Records to process>
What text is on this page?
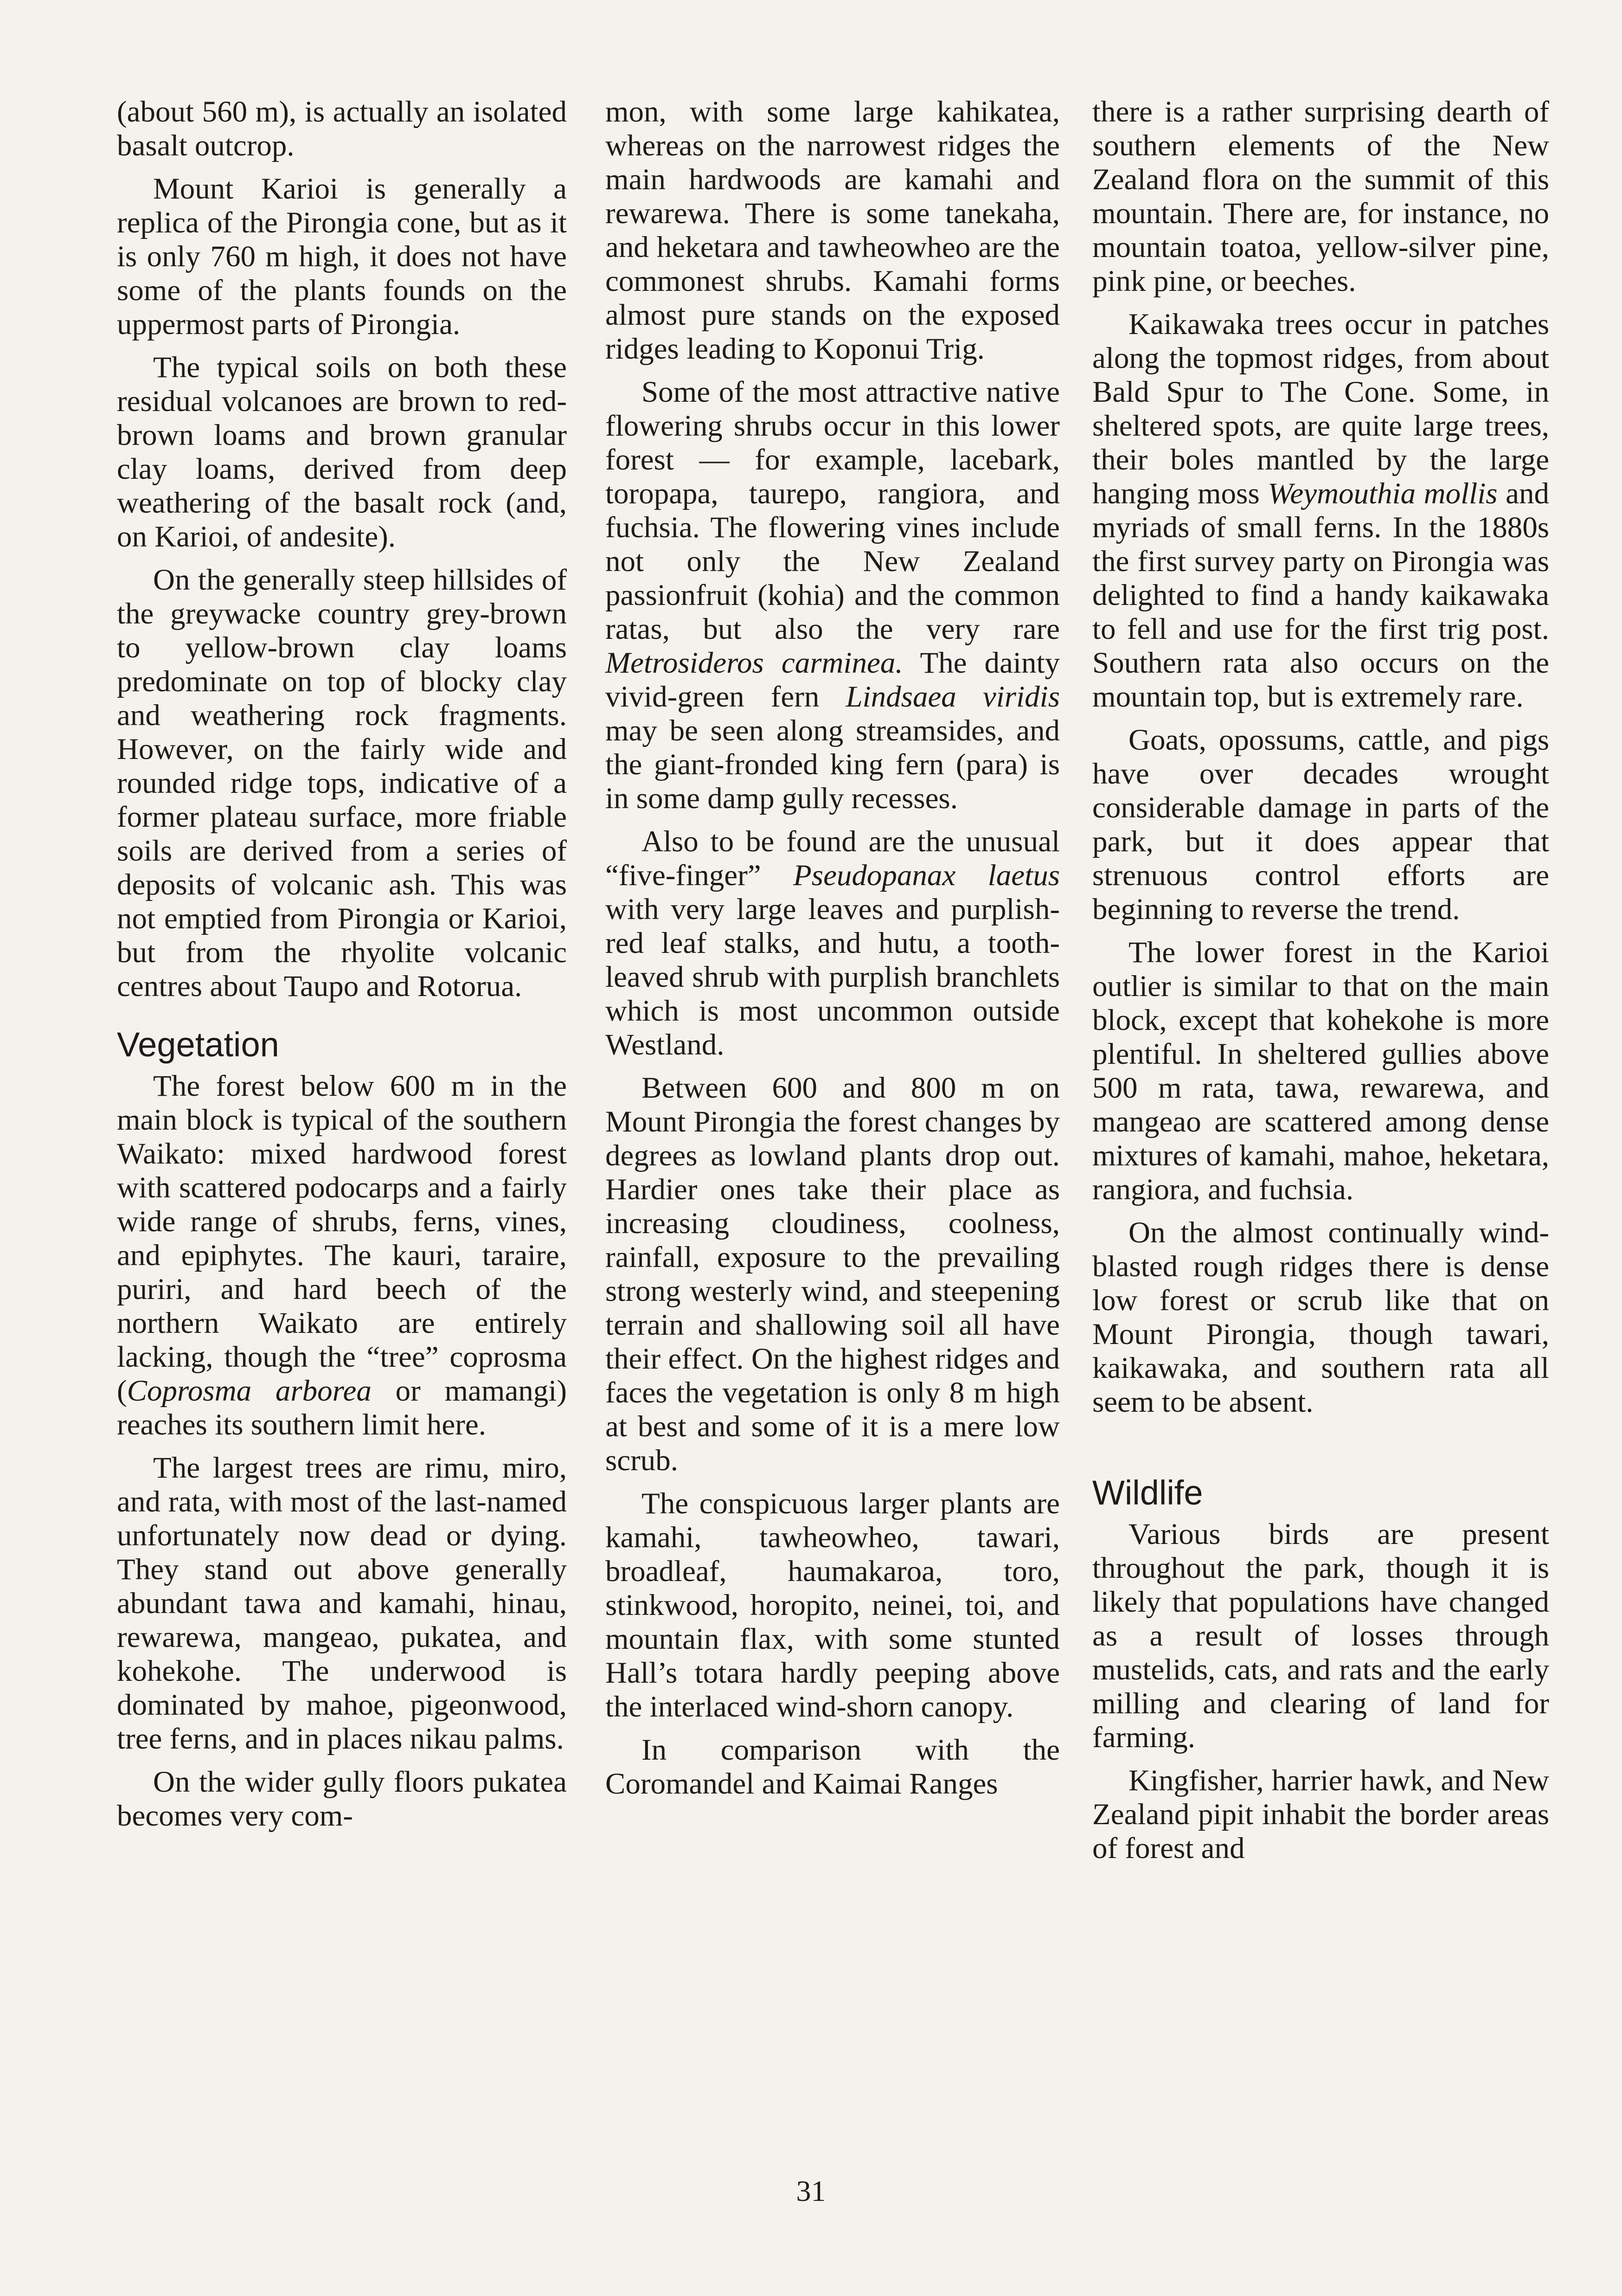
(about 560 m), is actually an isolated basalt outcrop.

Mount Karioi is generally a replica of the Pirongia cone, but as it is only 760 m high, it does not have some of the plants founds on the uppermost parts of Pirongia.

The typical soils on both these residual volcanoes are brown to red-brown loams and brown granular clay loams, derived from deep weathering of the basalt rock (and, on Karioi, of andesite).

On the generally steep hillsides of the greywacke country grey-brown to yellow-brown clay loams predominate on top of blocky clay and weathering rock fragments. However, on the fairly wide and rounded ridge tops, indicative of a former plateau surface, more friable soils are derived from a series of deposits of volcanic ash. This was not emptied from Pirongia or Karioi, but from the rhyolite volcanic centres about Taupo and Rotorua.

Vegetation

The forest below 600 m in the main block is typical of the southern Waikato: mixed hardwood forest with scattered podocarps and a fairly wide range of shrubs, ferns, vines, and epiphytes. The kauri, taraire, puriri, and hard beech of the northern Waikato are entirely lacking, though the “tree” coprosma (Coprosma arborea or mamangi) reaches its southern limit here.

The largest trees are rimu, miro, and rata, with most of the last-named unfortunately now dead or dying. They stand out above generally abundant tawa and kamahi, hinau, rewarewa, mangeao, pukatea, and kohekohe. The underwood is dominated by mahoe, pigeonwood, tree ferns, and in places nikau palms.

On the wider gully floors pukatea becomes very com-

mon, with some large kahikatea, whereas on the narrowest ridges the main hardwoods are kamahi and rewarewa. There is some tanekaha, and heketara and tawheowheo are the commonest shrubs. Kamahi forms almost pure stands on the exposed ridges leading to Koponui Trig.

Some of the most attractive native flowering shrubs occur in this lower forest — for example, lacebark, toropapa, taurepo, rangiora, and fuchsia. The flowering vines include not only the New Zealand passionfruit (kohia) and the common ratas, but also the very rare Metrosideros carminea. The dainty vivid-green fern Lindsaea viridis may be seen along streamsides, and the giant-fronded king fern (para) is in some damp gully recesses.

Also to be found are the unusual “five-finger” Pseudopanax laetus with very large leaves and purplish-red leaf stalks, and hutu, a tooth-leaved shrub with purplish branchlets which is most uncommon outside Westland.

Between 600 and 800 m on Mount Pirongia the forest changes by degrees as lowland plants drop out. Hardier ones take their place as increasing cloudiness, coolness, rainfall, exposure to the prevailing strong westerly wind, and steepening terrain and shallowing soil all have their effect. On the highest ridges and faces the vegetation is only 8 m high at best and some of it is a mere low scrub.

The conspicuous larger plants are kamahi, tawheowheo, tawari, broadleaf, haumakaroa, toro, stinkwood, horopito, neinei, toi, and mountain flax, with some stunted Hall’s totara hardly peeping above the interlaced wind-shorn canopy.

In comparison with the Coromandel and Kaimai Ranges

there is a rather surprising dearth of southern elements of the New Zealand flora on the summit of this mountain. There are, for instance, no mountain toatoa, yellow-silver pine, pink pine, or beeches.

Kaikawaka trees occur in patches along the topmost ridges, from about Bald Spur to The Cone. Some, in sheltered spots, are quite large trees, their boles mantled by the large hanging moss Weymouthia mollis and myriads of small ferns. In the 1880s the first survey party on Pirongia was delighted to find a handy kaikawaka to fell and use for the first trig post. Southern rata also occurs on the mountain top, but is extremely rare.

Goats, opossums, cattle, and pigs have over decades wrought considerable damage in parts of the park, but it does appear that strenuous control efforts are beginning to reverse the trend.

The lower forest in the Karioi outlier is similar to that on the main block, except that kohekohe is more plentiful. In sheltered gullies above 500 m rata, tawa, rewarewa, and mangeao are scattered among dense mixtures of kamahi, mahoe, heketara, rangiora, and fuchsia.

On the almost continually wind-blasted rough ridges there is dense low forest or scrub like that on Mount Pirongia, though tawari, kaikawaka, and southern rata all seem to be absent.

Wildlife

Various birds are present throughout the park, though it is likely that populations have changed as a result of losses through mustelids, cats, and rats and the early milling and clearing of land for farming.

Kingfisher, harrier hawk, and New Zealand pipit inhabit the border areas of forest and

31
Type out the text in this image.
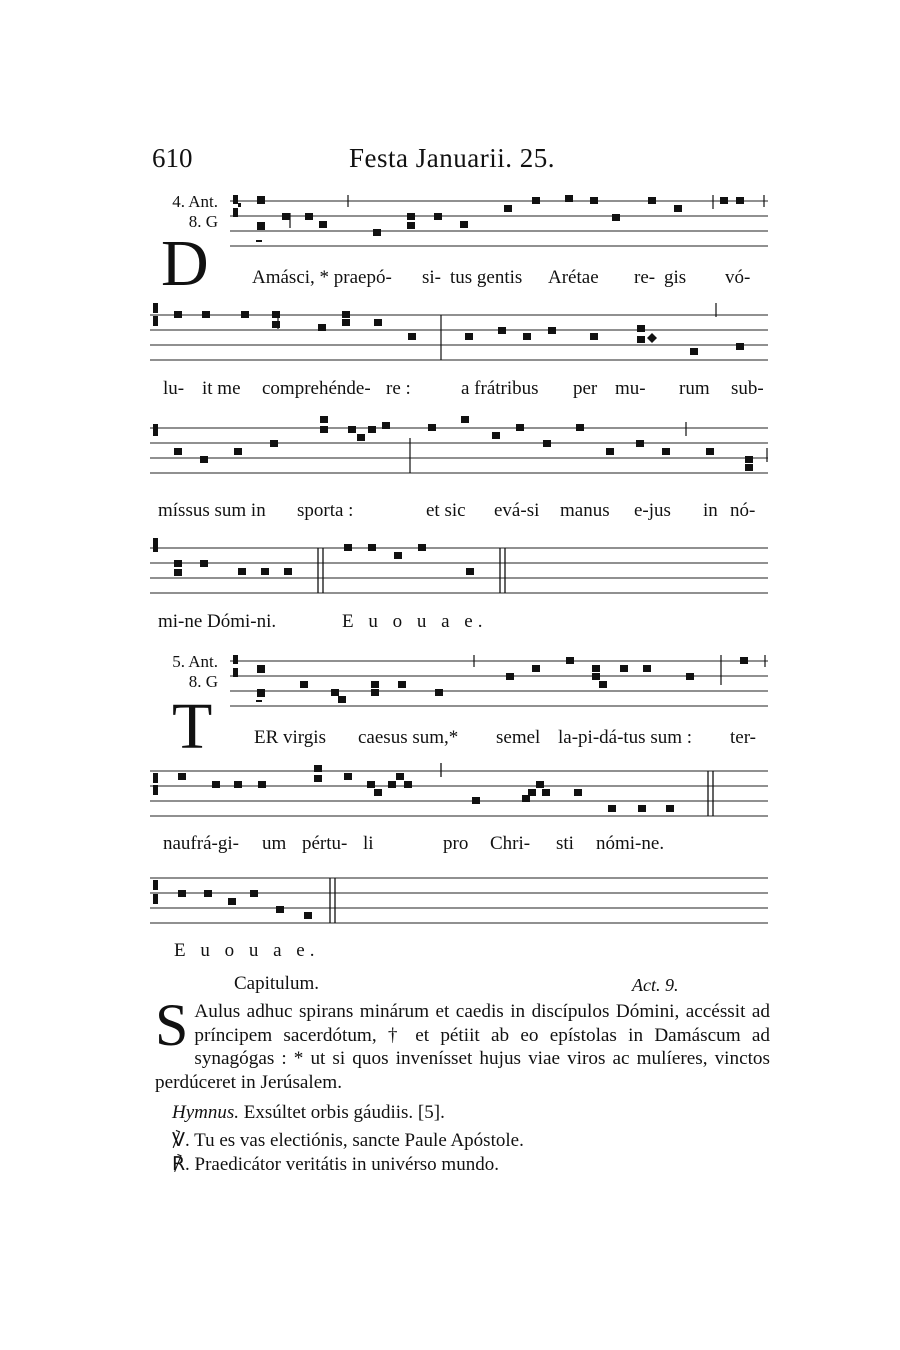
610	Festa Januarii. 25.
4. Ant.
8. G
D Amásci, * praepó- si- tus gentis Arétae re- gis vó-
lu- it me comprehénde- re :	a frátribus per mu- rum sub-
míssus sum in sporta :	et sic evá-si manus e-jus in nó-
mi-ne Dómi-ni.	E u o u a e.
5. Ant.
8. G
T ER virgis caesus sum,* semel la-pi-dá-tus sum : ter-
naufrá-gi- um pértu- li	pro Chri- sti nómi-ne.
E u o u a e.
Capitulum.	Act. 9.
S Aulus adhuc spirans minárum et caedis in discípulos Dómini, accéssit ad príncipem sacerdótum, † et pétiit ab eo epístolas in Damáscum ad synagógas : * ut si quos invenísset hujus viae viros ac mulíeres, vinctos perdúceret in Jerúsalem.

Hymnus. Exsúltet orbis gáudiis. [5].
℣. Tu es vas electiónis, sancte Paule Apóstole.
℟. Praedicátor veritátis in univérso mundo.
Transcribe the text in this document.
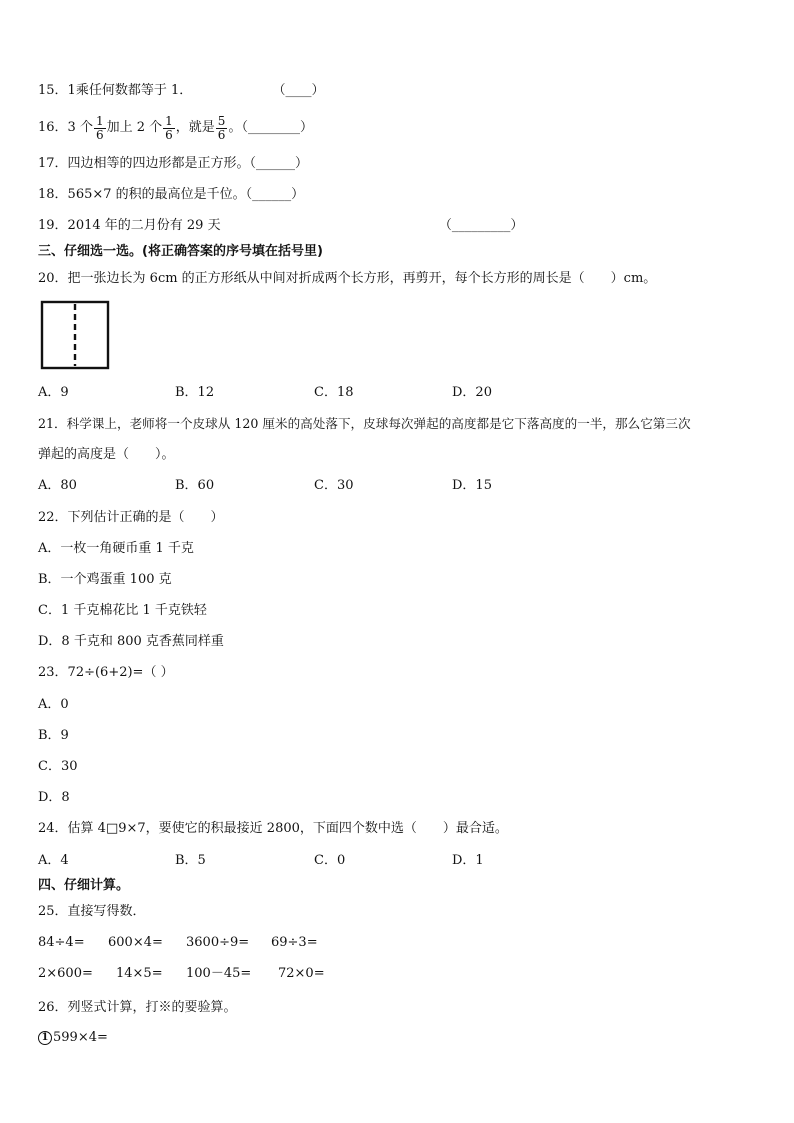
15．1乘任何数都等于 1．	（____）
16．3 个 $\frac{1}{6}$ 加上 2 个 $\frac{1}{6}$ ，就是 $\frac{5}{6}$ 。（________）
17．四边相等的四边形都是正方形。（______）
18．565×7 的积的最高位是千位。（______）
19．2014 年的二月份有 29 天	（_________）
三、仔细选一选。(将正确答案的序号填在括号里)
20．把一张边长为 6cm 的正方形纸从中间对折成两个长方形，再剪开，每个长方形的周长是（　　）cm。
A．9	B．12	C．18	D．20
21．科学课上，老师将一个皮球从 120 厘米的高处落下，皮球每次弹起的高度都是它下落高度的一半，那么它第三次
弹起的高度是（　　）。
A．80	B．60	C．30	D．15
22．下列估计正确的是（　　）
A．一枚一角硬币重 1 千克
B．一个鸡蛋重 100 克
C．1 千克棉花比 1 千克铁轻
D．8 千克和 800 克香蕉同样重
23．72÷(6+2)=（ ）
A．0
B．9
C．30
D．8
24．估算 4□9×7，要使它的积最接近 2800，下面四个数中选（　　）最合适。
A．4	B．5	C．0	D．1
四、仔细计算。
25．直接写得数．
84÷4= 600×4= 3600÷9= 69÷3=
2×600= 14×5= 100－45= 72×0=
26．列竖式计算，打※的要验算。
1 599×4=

Requirements> The material above must be printed exactly, with its pictures left out.

Right answer>
What text is on this page?
(about 560 m), is actually an isolated basalt outcrop.

Mount Karioi is generally a replica of the Pirongia cone, but as it is only 760 m high, it does not have some of the plants founds on the uppermost parts of Pirongia.

The typical soils on both these residual volcanoes are brown to red-brown loams and brown granular clay loams, derived from deep weathering of the basalt rock (and, on Karioi, of andesite).

On the generally steep hillsides of the greywacke country grey-brown to yellow-brown clay loams predominate on top of blocky clay and weathering rock fragments. However, on the fairly wide and rounded ridge tops, indicative of a former plateau surface, more friable soils are derived from a series of deposits of volcanic ash. This was not emptied from Pirongia or Karioi, but from the rhyolite volcanic centres about Taupo and Rotorua.

Vegetation

The forest below 600 m in the main block is typical of the southern Waikato: mixed hardwood forest with scattered podocarps and a fairly wide range of shrubs, ferns, vines, and epiphytes. The kauri, taraire, puriri, and hard beech of the northern Waikato are entirely lacking, though the “tree” coprosma (Coprosma arborea or mamangi) reaches its southern limit here.

The largest trees are rimu, miro, and rata, with most of the last-named unfortunately now dead or dying. They stand out above generally abundant tawa and kamahi, hinau, rewarewa, mangeao, pukatea, and kohekohe. The underwood is dominated by mahoe, pigeonwood, tree ferns, and in places nikau palms.

On the wider gully floors pukatea becomes very com-

mon, with some large kahikatea, whereas on the narrowest ridges the main hardwoods are kamahi and rewarewa. There is some tanekaha, and heketara and tawheowheo are the commonest shrubs. Kamahi forms almost pure stands on the exposed ridges leading to Koponui Trig.

Some of the most attractive native flowering shrubs occur in this lower forest — for example, lacebark, toropapa, taurepo, rangiora, and fuchsia. The flowering vines include not only the New Zealand passionfruit (kohia) and the common ratas, but also the very rare Metrosideros carminea. The dainty vivid-green fern Lindsaea viridis may be seen along streamsides, and the giant-fronded king fern (para) is in some damp gully recesses.

Also to be found are the unusual “five-finger” Pseudopanax laetus with very large leaves and purplish-red leaf stalks, and hutu, a tooth-leaved shrub with purplish branchlets which is most uncommon outside Westland.

Between 600 and 800 m on Mount Pirongia the forest changes by degrees as lowland plants drop out. Hardier ones take their place as increasing cloudiness, coolness, rainfall, exposure to the prevailing strong westerly wind, and steepening terrain and shallowing soil all have their effect. On the highest ridges and faces the vegetation is only 8 m high at best and some of it is a mere low scrub.

The conspicuous larger plants are kamahi, tawheowheo, tawari, broadleaf, haumakaroa, toro, stinkwood, horopito, neinei, toi, and mountain flax, with some stunted Hall’s totara hardly peeping above the interlaced wind-shorn canopy.

In comparison with the Coromandel and Kaimai Ranges

there is a rather surprising dearth of southern elements of the New Zealand flora on the summit of this mountain. There are, for instance, no mountain toatoa, yellow-silver pine, pink pine, or beeches.

Kaikawaka trees occur in patches along the topmost ridges, from about Bald Spur to The Cone. Some, in sheltered spots, are quite large trees, their boles mantled by the large hanging moss Weymouthia mollis and myriads of small ferns. In the 1880s the first survey party on Pirongia was delighted to find a handy kaikawaka to fell and use for the first trig post. Southern rata also occurs on the mountain top, but is extremely rare.

Goats, opossums, cattle, and pigs have over decades wrought considerable damage in parts of the park, but it does appear that strenuous control efforts are beginning to reverse the trend.

The lower forest in the Karioi outlier is similar to that on the main block, except that kohekohe is more plentiful. In sheltered gullies above 500 m rata, tawa, rewarewa, and mangeao are scattered among dense mixtures of kamahi, mahoe, heketara, rangiora, and fuchsia.

On the almost continually wind-blasted rough ridges there is dense low forest or scrub like that on Mount Pirongia, though tawari, kaikawaka, and southern rata all seem to be absent.

Wildlife

Various birds are present throughout the park, though it is likely that populations have changed as a result of losses through mustelids, cats, and rats and the early milling and clearing of land for farming.

Kingfisher, harrier hawk, and New Zealand pipit inhabit the border areas of forest and

31
Type out the text in this image.
610	Festa Januarii. 25.
4. Ant.
8. G
D Amásci, * praepó- si- tus gentis Arétae re- gis vó-
lu- it me comprehénde- re :	a frátribus per mu- rum sub-
míssus sum in sporta :	et sic evá-si manus e-jus in nó-
mi-ne Dómi-ni.	E u o u a e.
5. Ant.
8. G
T ER virgis caesus sum,* semel la-pi-dá-tus sum : ter-
naufrá-gi- um pértu- li	pro Chri- sti nómi-ne.
E u o u a e.
Capitulum.	Act. 9.
S Aulus adhuc spirans minárum et caedis in discípulos Dómini, accéssit ad príncipem sacerdótum, † et pétiit ab eo epístolas in Damáscum ad synagógas : * ut si quos invenísset hujus viae viros ac mulíeres, vinctos perdúceret in Jerúsalem.

Hymnus. Exsúltet orbis gáudiis. [5].
℣. Tu es vas electiónis, sancte Paule Apóstole.
℟. Praedicátor veritátis in univérso mundo.
Transcribe the text in this document.
15．1乘任何数都等于 1．	（____）
16．3 个 $\frac{1}{6}$ 加上 2 个 $\frac{1}{6}$ ，就是 $\frac{5}{6}$ 。（________）
17．四边相等的四边形都是正方形。（______）
18．565×7 的积的最高位是千位。（______）
19．2014 年的二月份有 29 天	（_________）
三、仔细选一选。(将正确答案的序号填在括号里)
20．把一张边长为 6cm 的正方形纸从中间对折成两个长方形，再剪开，每个长方形的周长是（　　）cm。
A．9	B．12	C．18	D．20
21．科学课上，老师将一个皮球从 120 厘米的高处落下，皮球每次弹起的高度都是它下落高度的一半，那么它第三次
弹起的高度是（　　）。
A．80	B．60	C．30	D．15
22．下列估计正确的是（　　）
A．一枚一角硬币重 1 千克
B．一个鸡蛋重 100 克
C．1 千克棉花比 1 千克铁轻
D．8 千克和 800 克香蕉同样重
23．72÷(6+2)=（ ）
A．0
B．9
C．30
D．8
24．估算 4□9×7，要使它的积最接近 2800，下面四个数中选（　　）最合适。
A．4	B．5	C．0	D．1
四、仔细计算。
25．直接写得数．
84÷4= 600×4= 3600÷9= 69÷3=
2×600= 14×5= 100－45= 72×0=
26．列竖式计算，打※的要验算。
1 599×4=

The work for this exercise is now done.